## DIRECTION
Copy out each line of the material in which the word "type" appears.

## RECORDS SHOWN
— start —
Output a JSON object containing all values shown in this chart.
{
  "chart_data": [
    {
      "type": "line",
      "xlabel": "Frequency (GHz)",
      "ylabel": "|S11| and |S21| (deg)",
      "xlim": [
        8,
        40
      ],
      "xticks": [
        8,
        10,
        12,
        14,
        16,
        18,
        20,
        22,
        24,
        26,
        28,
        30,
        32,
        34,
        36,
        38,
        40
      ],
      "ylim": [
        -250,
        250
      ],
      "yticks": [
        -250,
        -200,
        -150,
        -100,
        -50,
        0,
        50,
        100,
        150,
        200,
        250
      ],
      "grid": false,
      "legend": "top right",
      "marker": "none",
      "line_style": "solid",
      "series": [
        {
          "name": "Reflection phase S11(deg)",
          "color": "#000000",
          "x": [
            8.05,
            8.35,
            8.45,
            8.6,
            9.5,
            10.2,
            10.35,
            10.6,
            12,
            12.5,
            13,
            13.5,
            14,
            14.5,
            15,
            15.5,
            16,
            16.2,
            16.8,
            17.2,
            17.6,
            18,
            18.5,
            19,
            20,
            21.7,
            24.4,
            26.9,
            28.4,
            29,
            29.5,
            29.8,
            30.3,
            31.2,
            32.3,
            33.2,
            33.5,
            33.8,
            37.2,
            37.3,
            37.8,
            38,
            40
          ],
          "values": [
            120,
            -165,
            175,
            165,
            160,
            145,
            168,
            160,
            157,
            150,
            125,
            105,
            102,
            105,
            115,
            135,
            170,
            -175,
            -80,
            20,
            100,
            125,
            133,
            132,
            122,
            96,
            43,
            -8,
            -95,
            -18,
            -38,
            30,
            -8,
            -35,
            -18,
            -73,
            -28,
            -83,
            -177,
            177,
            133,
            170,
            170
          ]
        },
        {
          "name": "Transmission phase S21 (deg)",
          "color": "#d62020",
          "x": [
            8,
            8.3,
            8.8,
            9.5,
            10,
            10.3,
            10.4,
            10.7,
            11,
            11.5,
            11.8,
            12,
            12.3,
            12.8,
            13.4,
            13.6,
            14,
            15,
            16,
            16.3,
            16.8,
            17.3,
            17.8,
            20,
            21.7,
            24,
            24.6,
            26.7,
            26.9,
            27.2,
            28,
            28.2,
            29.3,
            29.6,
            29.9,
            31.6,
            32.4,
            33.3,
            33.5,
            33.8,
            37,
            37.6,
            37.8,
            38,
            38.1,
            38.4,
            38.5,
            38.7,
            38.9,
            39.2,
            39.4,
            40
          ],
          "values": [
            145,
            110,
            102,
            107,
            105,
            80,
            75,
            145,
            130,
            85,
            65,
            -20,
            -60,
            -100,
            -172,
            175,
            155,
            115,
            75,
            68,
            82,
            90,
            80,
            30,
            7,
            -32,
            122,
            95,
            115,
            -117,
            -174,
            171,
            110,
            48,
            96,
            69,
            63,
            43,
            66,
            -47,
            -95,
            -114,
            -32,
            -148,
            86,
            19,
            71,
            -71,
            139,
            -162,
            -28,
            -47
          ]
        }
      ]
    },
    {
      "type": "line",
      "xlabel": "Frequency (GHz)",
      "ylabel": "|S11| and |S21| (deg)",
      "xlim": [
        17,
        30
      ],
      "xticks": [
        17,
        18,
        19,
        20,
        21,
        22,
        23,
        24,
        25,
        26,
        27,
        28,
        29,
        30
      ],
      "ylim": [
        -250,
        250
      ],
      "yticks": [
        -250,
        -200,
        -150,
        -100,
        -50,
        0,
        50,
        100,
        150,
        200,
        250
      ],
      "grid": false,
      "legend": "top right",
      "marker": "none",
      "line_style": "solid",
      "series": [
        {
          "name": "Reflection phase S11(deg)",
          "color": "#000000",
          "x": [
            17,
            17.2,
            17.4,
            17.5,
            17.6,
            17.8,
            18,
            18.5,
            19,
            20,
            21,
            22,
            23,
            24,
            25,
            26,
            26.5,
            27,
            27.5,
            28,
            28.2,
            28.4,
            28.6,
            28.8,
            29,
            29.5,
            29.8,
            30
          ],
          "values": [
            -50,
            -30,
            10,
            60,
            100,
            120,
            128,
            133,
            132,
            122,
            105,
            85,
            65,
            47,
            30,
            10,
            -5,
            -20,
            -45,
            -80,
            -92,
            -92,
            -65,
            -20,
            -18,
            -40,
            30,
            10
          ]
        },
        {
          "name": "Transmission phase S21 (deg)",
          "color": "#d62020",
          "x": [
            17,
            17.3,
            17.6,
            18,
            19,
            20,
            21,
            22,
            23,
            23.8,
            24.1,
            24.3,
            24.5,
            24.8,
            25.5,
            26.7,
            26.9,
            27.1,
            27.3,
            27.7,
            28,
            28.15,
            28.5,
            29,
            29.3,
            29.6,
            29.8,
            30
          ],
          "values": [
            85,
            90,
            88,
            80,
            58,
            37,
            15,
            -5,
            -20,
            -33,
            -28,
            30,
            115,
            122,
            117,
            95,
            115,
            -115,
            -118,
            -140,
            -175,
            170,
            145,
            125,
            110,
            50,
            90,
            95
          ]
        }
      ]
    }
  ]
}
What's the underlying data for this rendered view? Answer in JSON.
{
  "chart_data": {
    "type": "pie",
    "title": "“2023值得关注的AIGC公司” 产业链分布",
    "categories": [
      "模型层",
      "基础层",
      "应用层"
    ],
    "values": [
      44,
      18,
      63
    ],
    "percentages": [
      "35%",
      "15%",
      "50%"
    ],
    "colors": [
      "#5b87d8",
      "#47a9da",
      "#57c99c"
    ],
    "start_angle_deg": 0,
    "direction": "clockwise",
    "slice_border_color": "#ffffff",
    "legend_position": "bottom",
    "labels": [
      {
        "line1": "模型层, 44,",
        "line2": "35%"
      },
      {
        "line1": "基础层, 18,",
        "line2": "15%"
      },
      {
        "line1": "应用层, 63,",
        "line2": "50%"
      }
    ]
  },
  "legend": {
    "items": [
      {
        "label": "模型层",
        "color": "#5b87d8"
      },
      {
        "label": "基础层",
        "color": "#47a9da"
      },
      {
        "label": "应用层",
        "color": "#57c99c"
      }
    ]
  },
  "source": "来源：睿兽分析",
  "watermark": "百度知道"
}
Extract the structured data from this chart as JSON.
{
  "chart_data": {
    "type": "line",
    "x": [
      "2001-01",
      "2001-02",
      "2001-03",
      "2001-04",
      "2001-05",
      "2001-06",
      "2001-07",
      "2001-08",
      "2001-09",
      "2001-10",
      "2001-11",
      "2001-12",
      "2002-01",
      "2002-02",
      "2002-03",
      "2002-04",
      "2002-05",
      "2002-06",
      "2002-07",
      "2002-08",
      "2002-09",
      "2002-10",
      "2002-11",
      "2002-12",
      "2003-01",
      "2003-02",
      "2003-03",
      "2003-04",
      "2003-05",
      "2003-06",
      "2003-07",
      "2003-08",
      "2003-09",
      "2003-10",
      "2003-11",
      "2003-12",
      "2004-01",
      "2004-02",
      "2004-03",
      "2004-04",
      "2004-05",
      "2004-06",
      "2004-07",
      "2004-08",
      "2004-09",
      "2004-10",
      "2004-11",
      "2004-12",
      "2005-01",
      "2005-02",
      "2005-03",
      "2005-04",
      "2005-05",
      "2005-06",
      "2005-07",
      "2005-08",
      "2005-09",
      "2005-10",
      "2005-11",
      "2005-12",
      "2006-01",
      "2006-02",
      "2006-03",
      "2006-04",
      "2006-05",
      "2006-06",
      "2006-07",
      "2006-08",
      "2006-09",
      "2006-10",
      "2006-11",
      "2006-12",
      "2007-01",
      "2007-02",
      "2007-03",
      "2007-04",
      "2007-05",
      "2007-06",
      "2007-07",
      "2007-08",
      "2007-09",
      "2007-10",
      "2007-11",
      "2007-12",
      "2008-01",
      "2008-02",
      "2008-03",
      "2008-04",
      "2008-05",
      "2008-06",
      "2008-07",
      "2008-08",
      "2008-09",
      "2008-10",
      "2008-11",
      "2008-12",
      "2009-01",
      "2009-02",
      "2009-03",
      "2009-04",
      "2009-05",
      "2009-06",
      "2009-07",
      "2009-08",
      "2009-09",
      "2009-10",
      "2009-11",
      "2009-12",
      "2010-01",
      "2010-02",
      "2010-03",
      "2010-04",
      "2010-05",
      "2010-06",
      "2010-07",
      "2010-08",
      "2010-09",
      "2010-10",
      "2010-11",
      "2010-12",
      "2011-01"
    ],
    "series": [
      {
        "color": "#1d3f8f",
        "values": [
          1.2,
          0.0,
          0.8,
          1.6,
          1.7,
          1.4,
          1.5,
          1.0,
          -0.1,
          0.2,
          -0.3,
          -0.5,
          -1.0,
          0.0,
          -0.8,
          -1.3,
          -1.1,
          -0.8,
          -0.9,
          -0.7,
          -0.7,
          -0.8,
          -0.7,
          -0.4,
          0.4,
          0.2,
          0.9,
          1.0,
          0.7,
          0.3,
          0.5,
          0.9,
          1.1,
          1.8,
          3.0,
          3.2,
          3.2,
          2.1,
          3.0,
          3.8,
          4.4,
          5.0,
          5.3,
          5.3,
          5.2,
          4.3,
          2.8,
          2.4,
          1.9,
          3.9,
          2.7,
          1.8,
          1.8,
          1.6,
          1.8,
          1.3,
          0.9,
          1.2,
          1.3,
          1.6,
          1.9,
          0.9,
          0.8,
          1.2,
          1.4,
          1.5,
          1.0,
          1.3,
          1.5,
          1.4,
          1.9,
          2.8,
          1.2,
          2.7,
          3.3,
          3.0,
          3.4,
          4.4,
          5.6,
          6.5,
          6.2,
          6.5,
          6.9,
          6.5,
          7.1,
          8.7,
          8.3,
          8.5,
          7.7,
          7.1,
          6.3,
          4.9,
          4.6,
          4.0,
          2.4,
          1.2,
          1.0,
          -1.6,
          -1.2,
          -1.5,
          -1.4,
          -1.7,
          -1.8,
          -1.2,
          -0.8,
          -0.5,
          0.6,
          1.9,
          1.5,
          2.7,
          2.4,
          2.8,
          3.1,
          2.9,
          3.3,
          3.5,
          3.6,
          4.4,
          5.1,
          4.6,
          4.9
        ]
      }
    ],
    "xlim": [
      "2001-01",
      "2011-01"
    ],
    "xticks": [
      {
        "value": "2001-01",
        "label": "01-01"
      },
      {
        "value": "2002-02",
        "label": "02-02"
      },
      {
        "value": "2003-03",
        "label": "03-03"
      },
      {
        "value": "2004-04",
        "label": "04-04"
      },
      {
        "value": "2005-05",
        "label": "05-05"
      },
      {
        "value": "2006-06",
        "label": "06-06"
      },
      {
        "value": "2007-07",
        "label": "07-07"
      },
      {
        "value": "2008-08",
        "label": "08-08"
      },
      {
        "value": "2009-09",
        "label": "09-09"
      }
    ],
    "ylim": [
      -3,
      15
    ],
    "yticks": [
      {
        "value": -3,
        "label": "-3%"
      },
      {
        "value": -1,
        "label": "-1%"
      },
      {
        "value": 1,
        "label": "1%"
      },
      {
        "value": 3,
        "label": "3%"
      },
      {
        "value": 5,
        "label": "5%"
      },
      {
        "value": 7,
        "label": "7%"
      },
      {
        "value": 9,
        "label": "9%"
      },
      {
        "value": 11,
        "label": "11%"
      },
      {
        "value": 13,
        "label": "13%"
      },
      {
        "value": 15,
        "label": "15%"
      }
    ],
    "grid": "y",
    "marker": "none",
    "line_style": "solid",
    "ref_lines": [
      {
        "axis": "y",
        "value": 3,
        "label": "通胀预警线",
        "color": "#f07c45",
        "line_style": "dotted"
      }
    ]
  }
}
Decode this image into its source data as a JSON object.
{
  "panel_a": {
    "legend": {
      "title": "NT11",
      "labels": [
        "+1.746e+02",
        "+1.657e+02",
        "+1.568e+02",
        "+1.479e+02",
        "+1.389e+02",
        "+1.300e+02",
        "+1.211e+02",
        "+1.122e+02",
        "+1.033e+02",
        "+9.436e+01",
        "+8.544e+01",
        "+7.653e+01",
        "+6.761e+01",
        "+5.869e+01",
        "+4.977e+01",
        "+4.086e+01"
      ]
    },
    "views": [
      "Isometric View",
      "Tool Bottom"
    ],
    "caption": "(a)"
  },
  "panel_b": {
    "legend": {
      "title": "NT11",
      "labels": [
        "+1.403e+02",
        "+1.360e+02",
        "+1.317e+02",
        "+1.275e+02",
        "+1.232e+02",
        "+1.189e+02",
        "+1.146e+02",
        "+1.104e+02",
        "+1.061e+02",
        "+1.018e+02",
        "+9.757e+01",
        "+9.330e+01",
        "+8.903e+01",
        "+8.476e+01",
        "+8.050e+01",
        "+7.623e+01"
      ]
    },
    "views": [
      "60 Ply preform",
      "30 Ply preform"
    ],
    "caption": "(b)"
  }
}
— end —
## RESULT
      "type": "line",
      "type": "line",
    "type": "pie",
    "type": "line",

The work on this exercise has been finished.